• _To be done_: Reproduce the data from the line containing "x-tick-label: 17:00 bbox=[723, 365, 775, 407]" through the line containing "y-right-tick-label: 200 bbox=[849, 236, 881, 256]", swapping "x-tick-label" for "x-axis-label". Give only those lines, with everything else unchanged.

• _Data for processing_:
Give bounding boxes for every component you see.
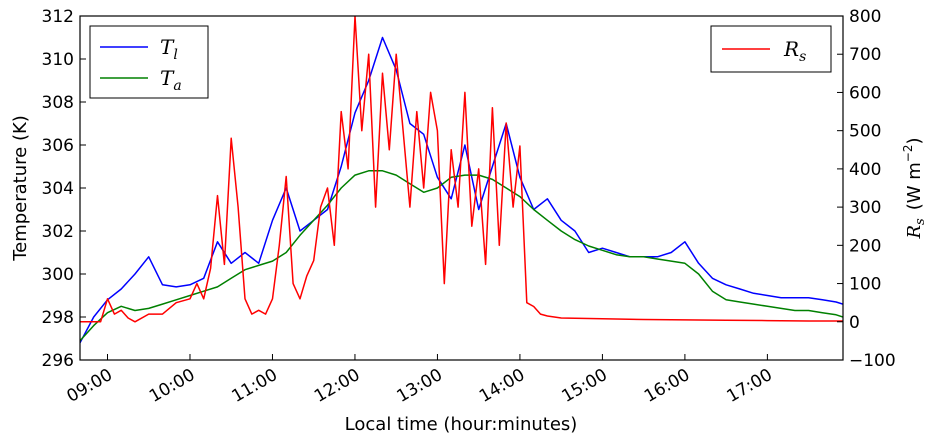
x-tick-label: 17:00 bbox=[723, 365, 775, 407]
x-tick-label: 15:00 bbox=[558, 365, 610, 407]
y-left-tick-label: 302 bbox=[42, 222, 74, 242]
y-right-tick-label: 0 bbox=[849, 313, 860, 333]
series-line-r-s bbox=[80, 16, 843, 323]
x-tick-label: 13:00 bbox=[394, 365, 446, 407]
y-axis-right-title: Rs(W m−2) bbox=[901, 137, 928, 239]
x-tick-label: 09:00 bbox=[64, 365, 116, 407]
legend-label-t-a: Ta bbox=[160, 66, 182, 94]
y-right-tick-label: 200 bbox=[849, 236, 881, 256]
x-tick-label: 11:00 bbox=[229, 365, 281, 407]
legend-right: Rs bbox=[710, 25, 832, 73]
y-right-tick-label: 600 bbox=[849, 83, 881, 103]
y-left-tick-label: 306 bbox=[42, 136, 74, 156]
y-left-tick-label: 298 bbox=[42, 308, 74, 328]
y-left-tick-label: 310 bbox=[42, 50, 74, 70]
y-axis-left: 296 298 300 302 304 306 308 310 312 bbox=[42, 7, 86, 371]
y-right-tick-label: 500 bbox=[849, 122, 881, 142]
y-left-tick-label: 308 bbox=[42, 93, 74, 113]
legend-label-r-s: Rs bbox=[783, 37, 806, 65]
y-axis-right: −100 0 100 200 300 400 500 600 700 800 bbox=[837, 7, 896, 371]
x-tick-label: 12:00 bbox=[311, 365, 363, 407]
legend-left: Tl Ta bbox=[89, 25, 209, 99]
series-line-t-l bbox=[80, 36, 843, 344]
x-axis-title: Local time (hour:minutes) bbox=[345, 414, 578, 435]
legend-label-t-l: Tl bbox=[160, 35, 178, 63]
y-right-tick-label: 700 bbox=[849, 45, 881, 65]
x-tick-label: 10:00 bbox=[146, 365, 198, 407]
y-left-tick-label: 312 bbox=[42, 7, 74, 27]
y-right-tick-label: 800 bbox=[849, 7, 881, 27]
y-left-tick-label: 296 bbox=[42, 351, 74, 371]
y-left-tick-label: 304 bbox=[42, 179, 74, 199]
y-left-tick-label: 300 bbox=[42, 265, 74, 285]
y-right-tick-label: 400 bbox=[849, 160, 881, 180]
x-axis: 09:00 10:00 11:00 12:00 13:00 14:00 15:00 16:00… bbox=[64, 354, 776, 407]
y-right-tick-label: 100 bbox=[849, 275, 881, 295]
y-right-tick-label: −100 bbox=[849, 351, 896, 371]
x-tick-label: 14:00 bbox=[476, 365, 528, 407]
y-axis-left-title: Temperature (K) bbox=[10, 115, 31, 262]
legend-left-box bbox=[89, 25, 209, 99]
x-tick-label: 16:00 bbox=[641, 365, 693, 407]
y-right-tick-label: 300 bbox=[849, 198, 881, 218]
series-line-t-a bbox=[80, 170, 843, 342]
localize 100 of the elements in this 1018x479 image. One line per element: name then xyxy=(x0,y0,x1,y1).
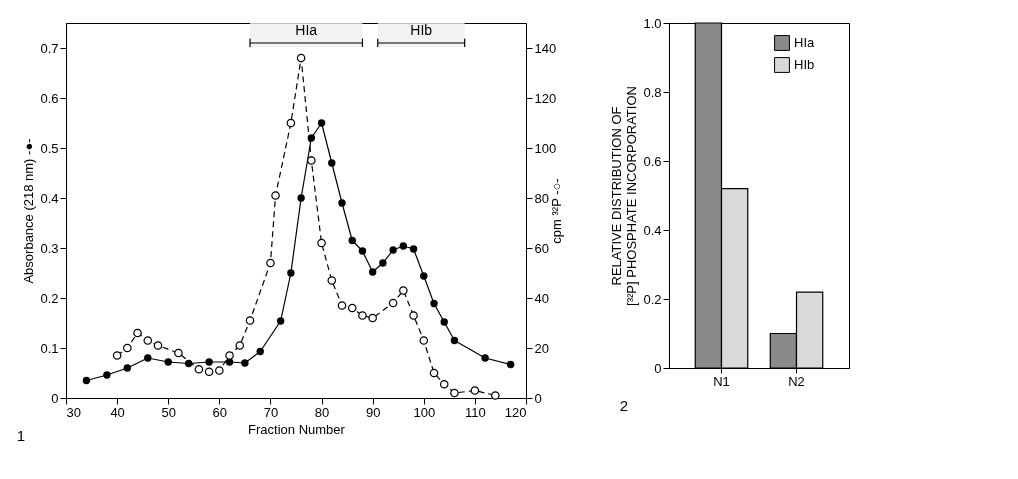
point xyxy=(491,391,500,400)
point xyxy=(235,341,245,350)
y-tick-label: 0.5 xyxy=(40,140,59,156)
band-label: HIb xyxy=(410,22,433,38)
point xyxy=(328,159,336,167)
point xyxy=(409,311,418,320)
x-tick-label: 40 xyxy=(110,404,125,420)
y-tick-label: 0.7 xyxy=(40,40,59,56)
legend-label: HIb xyxy=(794,57,815,72)
x-tick-label: 30 xyxy=(66,404,81,420)
y2-tick-label: 40 xyxy=(534,290,549,306)
y-axis-title: RELATIVE DISTRIBUTION OF [³²P] PHOSPHATE INCORPORATION xyxy=(609,86,640,306)
point xyxy=(337,301,347,310)
text: 1 xyxy=(16,427,26,444)
y-tick-label: 0.4 xyxy=(40,190,59,206)
legend-label: HIa xyxy=(794,35,815,50)
y2-tick-label: 20 xyxy=(534,340,549,356)
point xyxy=(205,358,213,366)
point xyxy=(123,343,132,353)
point xyxy=(317,119,326,127)
point xyxy=(358,247,367,255)
point xyxy=(82,376,91,385)
point xyxy=(286,118,296,128)
x-tick-label: 120 xyxy=(504,404,527,420)
point xyxy=(144,354,152,362)
point xyxy=(317,238,326,248)
y2-tick-label: 80 xyxy=(534,190,549,206)
point xyxy=(245,316,255,325)
x-tick-label: 100 xyxy=(413,404,436,420)
band-label: HIa xyxy=(295,22,318,38)
point xyxy=(153,341,163,350)
x-tick-label: 50 xyxy=(161,404,176,420)
point xyxy=(419,336,429,345)
y2-tick-label: 100 xyxy=(534,140,557,156)
point xyxy=(327,276,337,285)
y-tick-label: 0.6 xyxy=(40,90,59,106)
y-tick-label: 0.3 xyxy=(40,240,59,256)
point xyxy=(358,311,367,320)
point xyxy=(347,303,357,313)
point xyxy=(348,236,356,245)
point xyxy=(409,245,418,253)
point xyxy=(241,359,249,367)
point xyxy=(420,272,428,280)
y-tick-label: 0.4 xyxy=(643,222,662,238)
x-tick-label: 90 xyxy=(365,404,381,420)
point xyxy=(450,336,459,345)
point xyxy=(297,194,305,202)
point xyxy=(123,364,132,372)
point xyxy=(271,191,280,200)
x-tick-label: 60 xyxy=(212,404,228,420)
point xyxy=(399,242,408,250)
x-axis-title: Fraction Number xyxy=(248,421,346,437)
point xyxy=(399,286,408,295)
point xyxy=(287,269,295,277)
point xyxy=(450,388,459,398)
point xyxy=(225,351,234,360)
y2-tick-label: 120 xyxy=(534,90,557,106)
x-tick-label: N1 xyxy=(713,373,730,389)
y-tick-label: 0 xyxy=(654,360,662,376)
point xyxy=(307,156,316,165)
y-tick-label: 0.1 xyxy=(40,340,59,356)
point xyxy=(506,360,515,369)
y-tick-label: 0.2 xyxy=(40,290,59,306)
y2-axis-title: cpm ³²P -○- xyxy=(549,178,565,244)
point xyxy=(440,318,448,326)
point xyxy=(439,379,449,389)
point xyxy=(470,386,480,395)
point xyxy=(430,299,438,308)
y-axis-title: Absorbance (218 nm) -●- xyxy=(21,138,37,284)
y2-tick-label: 140 xyxy=(534,40,557,56)
point xyxy=(184,359,193,368)
point xyxy=(481,354,489,362)
point xyxy=(368,313,377,323)
point xyxy=(389,246,397,254)
y-tick-label: 1.0 xyxy=(643,15,662,31)
point xyxy=(276,317,285,325)
x-tick-label: 70 xyxy=(263,404,279,420)
y2-tick-label: 60 xyxy=(534,240,549,256)
point xyxy=(164,358,172,366)
point xyxy=(194,364,204,374)
y-tick-label: 0.8 xyxy=(643,84,662,100)
point xyxy=(429,368,439,378)
x-tick-label: 110 xyxy=(465,404,486,420)
point xyxy=(133,328,142,338)
y-tick-label: 0.2 xyxy=(643,291,662,307)
x-tick-label: 80 xyxy=(314,404,330,420)
point xyxy=(388,298,398,308)
text: 2 xyxy=(619,397,629,414)
y2-tick-label: 0 xyxy=(534,390,542,406)
point xyxy=(368,268,377,276)
point xyxy=(215,366,224,375)
point xyxy=(379,259,387,267)
y-tick-label: 0.6 xyxy=(643,153,662,169)
point xyxy=(256,347,264,356)
point xyxy=(174,348,183,358)
x-tick-label: N2 xyxy=(788,373,805,389)
point xyxy=(296,53,306,63)
point xyxy=(338,199,346,207)
y-tick-label: 0 xyxy=(51,390,59,406)
point xyxy=(112,351,122,360)
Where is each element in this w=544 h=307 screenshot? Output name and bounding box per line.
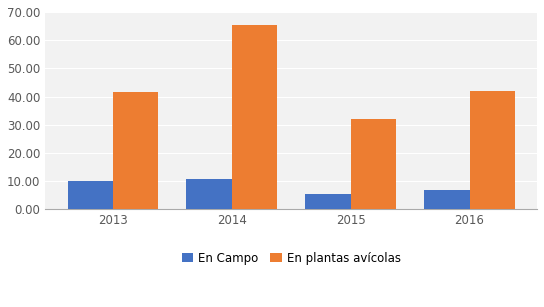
Bar bbox=[424, 190, 469, 209]
Bar bbox=[67, 181, 113, 209]
Bar bbox=[232, 25, 277, 209]
Legend: En Campo, En plantas avícolas: En Campo, En plantas avícolas bbox=[177, 247, 405, 269]
Bar bbox=[350, 119, 396, 209]
Bar bbox=[113, 92, 158, 209]
Bar bbox=[187, 179, 232, 209]
Bar bbox=[469, 91, 515, 209]
Bar bbox=[305, 194, 350, 209]
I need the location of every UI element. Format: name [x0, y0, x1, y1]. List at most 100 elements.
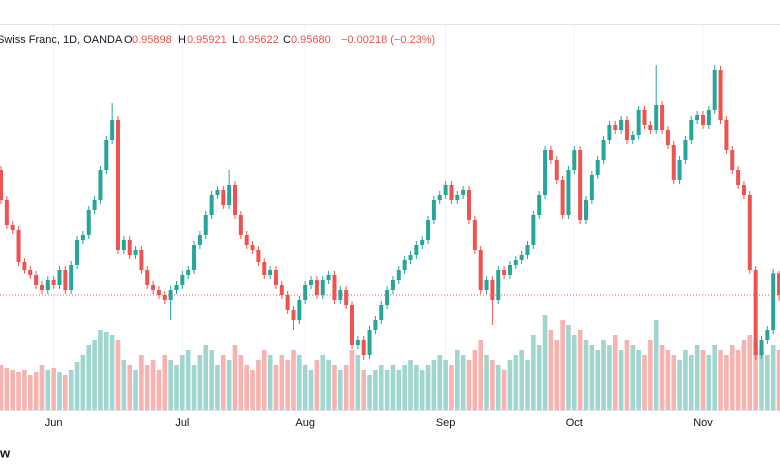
candle-body	[262, 262, 267, 275]
candle-body	[80, 235, 85, 240]
volume-bar	[694, 345, 700, 410]
volume-bar	[332, 365, 337, 410]
candle-body	[759, 340, 764, 355]
volume-bar	[648, 340, 653, 410]
volume-bar	[443, 360, 448, 410]
volume-bar	[466, 360, 472, 410]
candle-body	[642, 110, 647, 125]
candle-body	[513, 260, 518, 265]
volume-bar	[390, 365, 396, 410]
volume-bar	[343, 365, 349, 410]
candle-body	[379, 305, 384, 320]
volume-bar	[566, 325, 571, 410]
candle-body	[531, 215, 536, 245]
volume-bar	[636, 350, 641, 410]
volume-bar	[191, 365, 197, 410]
volume-bar	[419, 370, 425, 410]
volume-bar	[595, 350, 600, 410]
candle-body	[338, 290, 343, 300]
candle-body	[221, 190, 226, 205]
candle-body	[671, 145, 676, 180]
volume-bar	[683, 350, 688, 410]
candle-body	[654, 105, 659, 130]
volume-bar	[326, 360, 331, 410]
volume-bar	[115, 340, 121, 410]
candle-body	[57, 270, 62, 285]
volume-bar	[203, 345, 209, 410]
volume-bar	[378, 365, 384, 410]
volume-bar	[215, 365, 220, 410]
volume-bar	[536, 345, 542, 410]
candle-body	[467, 190, 471, 220]
x-tick-label: Oct	[566, 417, 583, 429]
candle-body	[151, 285, 156, 290]
volume-bar	[653, 320, 659, 410]
candle-body	[701, 115, 705, 125]
candle-body	[584, 200, 588, 220]
candle-body	[478, 250, 483, 290]
x-tick-label: Sep	[436, 417, 456, 429]
volume-bar	[765, 355, 770, 410]
volume-bar	[180, 355, 185, 410]
volume-bar	[63, 375, 68, 410]
candle-body	[777, 273, 780, 295]
volume-bar	[583, 340, 589, 410]
volume-bar	[57, 372, 62, 410]
volume-bar	[156, 370, 162, 410]
volume-bar	[104, 332, 109, 410]
candle-body	[45, 280, 50, 290]
volume-bar	[706, 355, 712, 410]
volume-bar	[355, 355, 361, 410]
volume-bar	[700, 350, 706, 410]
volume-bar	[630, 345, 636, 410]
candle-body	[75, 240, 80, 265]
candle-body	[168, 290, 173, 300]
candle-body	[660, 105, 665, 130]
candle-body	[268, 270, 273, 275]
volume-bar	[80, 355, 86, 410]
volume-bar	[513, 355, 519, 410]
candle-body	[98, 170, 103, 200]
volume-bar	[250, 370, 255, 410]
candle-body	[22, 262, 27, 270]
volume-bar	[607, 345, 612, 410]
volume-bar	[197, 355, 203, 410]
volume-bar	[484, 355, 489, 410]
volume-bar	[490, 360, 495, 410]
volume-bar	[127, 365, 132, 410]
volume-bar	[302, 365, 308, 410]
volume-bar	[226, 360, 232, 410]
candle-body	[69, 265, 74, 290]
volume-bar	[98, 330, 103, 410]
high-value: 0.95921	[187, 34, 227, 46]
volume-bar	[361, 370, 366, 410]
volume-bar	[747, 335, 753, 410]
candle-body	[537, 195, 542, 215]
candle-body	[554, 160, 559, 180]
candle-body	[765, 330, 770, 340]
volume-bar	[244, 365, 249, 410]
volume-bar	[776, 350, 780, 410]
volume-bar	[396, 370, 402, 410]
chart-title: Swiss Franc, 1D, OANDA	[0, 34, 123, 46]
candle-body	[560, 180, 565, 215]
candle-body	[92, 200, 97, 210]
candle-body	[156, 290, 161, 295]
volume-bar	[478, 340, 483, 410]
candle-body	[285, 295, 290, 310]
volume-bar	[320, 355, 326, 410]
volume-bar	[425, 365, 431, 410]
volume-bar	[285, 360, 290, 410]
volume-bar	[735, 350, 741, 410]
volume-bar	[671, 355, 677, 410]
volume-bar	[373, 370, 378, 410]
volume-bar	[133, 370, 138, 410]
candle-body	[197, 235, 202, 245]
volume-bar	[139, 355, 144, 410]
close-name: C	[283, 34, 291, 46]
close-value: 0.95680	[291, 34, 331, 46]
candle-body	[51, 280, 56, 285]
volume-bar	[168, 360, 173, 410]
volume-bar	[677, 360, 682, 410]
candle-body	[414, 245, 419, 255]
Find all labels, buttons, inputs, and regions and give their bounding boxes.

• _Task response_:
x-axis-label: 17:00 bbox=[723, 365, 775, 407]
x-axis-label: 15:00 bbox=[558, 365, 610, 407]
y-left-tick-label: 302 bbox=[42, 222, 74, 242]
y-right-tick-label: 0 bbox=[849, 313, 860, 333]
series-line-r-s bbox=[80, 16, 843, 323]
x-axis-label: 13:00 bbox=[394, 365, 446, 407]
y-axis-right-title: Rs(W m−2) bbox=[901, 137, 928, 239]
x-axis-label: 09:00 bbox=[64, 365, 116, 407]
legend-label-t-a: Ta bbox=[160, 66, 182, 94]
y-right-tick-label: 200 bbox=[849, 236, 881, 256]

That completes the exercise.